GIVEN EXERCISE =>
Count the lines in the entries below that include the word "JSON". Give nothing but the number.

INFORMATION PROVIDED =>

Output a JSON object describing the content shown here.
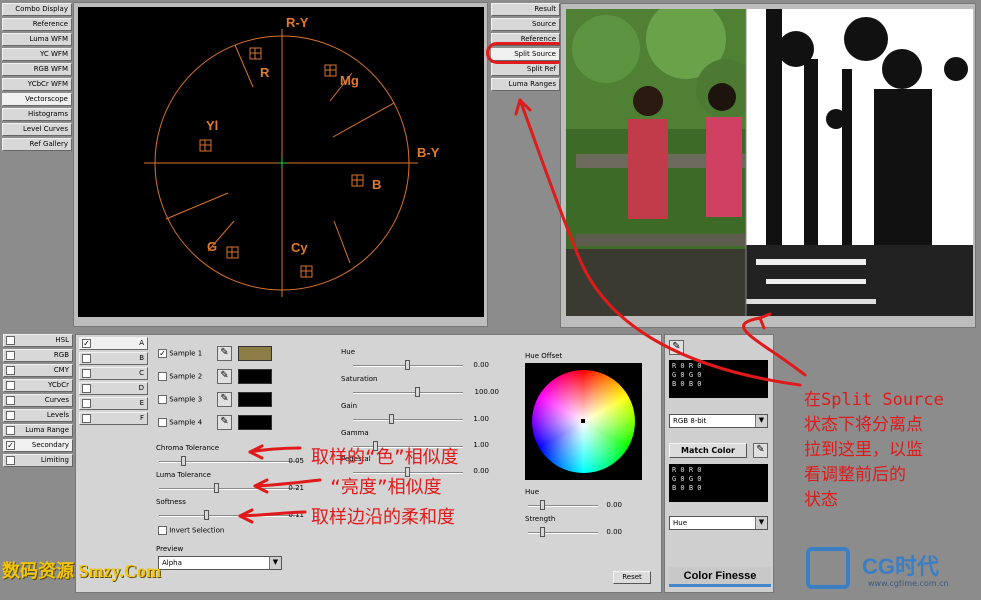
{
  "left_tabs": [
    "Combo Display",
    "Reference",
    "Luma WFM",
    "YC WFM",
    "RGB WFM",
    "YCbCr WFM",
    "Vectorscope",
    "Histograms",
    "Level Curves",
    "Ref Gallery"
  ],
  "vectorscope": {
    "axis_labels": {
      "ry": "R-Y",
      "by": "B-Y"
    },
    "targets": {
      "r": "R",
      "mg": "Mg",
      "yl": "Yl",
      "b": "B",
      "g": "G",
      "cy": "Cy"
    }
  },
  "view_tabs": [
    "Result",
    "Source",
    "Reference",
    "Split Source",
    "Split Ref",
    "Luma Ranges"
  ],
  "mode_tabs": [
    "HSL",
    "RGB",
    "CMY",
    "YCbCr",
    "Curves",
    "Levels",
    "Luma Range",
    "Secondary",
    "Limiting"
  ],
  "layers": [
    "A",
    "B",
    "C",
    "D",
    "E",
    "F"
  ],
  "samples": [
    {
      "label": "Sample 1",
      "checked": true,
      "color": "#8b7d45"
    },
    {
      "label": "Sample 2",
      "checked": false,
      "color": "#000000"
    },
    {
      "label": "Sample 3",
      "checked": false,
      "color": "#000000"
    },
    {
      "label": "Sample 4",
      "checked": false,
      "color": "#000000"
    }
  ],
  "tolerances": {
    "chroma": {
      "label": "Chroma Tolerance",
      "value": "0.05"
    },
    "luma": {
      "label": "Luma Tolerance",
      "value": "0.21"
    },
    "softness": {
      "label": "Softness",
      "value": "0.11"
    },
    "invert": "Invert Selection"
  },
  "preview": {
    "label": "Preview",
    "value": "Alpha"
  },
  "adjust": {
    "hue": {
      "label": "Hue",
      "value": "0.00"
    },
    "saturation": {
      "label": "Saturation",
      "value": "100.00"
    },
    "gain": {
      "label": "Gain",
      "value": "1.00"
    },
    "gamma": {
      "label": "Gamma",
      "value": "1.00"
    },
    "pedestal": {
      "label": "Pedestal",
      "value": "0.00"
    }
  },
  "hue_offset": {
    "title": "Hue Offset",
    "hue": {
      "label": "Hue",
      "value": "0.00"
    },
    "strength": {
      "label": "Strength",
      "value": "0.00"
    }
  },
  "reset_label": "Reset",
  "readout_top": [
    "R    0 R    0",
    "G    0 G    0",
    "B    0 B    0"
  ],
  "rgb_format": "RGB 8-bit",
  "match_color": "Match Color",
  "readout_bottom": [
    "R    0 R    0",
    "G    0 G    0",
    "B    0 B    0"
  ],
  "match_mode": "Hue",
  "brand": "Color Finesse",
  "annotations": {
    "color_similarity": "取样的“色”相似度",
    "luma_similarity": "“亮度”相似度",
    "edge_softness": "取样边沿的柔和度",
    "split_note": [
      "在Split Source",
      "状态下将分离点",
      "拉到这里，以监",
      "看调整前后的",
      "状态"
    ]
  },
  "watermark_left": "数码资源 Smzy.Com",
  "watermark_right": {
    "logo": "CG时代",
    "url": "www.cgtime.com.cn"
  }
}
==
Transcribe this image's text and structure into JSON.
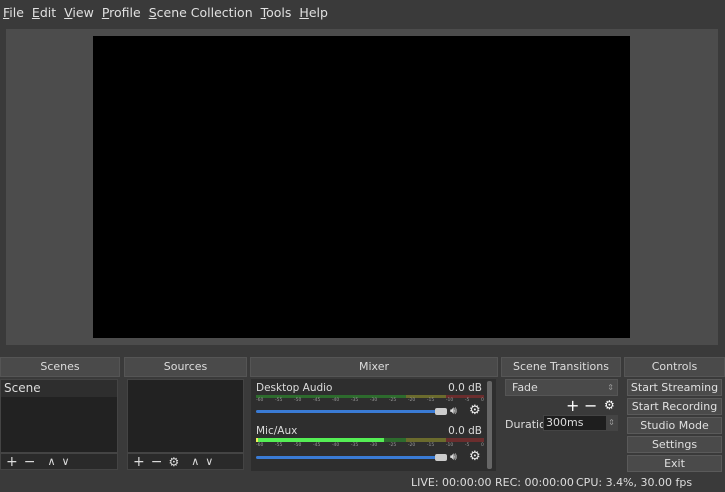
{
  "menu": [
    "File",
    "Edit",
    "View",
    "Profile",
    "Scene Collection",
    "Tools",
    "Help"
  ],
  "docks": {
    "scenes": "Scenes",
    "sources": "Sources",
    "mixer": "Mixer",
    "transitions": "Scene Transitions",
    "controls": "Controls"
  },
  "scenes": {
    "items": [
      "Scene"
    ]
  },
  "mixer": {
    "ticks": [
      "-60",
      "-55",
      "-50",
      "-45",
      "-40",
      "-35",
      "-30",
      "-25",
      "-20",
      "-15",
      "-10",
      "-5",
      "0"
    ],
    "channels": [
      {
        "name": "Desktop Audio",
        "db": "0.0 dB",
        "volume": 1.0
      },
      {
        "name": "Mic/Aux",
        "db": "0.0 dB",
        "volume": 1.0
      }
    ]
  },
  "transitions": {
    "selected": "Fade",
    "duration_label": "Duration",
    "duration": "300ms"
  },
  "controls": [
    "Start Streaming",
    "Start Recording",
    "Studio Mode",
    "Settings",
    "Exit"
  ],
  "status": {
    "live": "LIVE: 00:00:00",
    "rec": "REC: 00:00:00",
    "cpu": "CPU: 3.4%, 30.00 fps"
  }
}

WRITTEN REPLY =>
2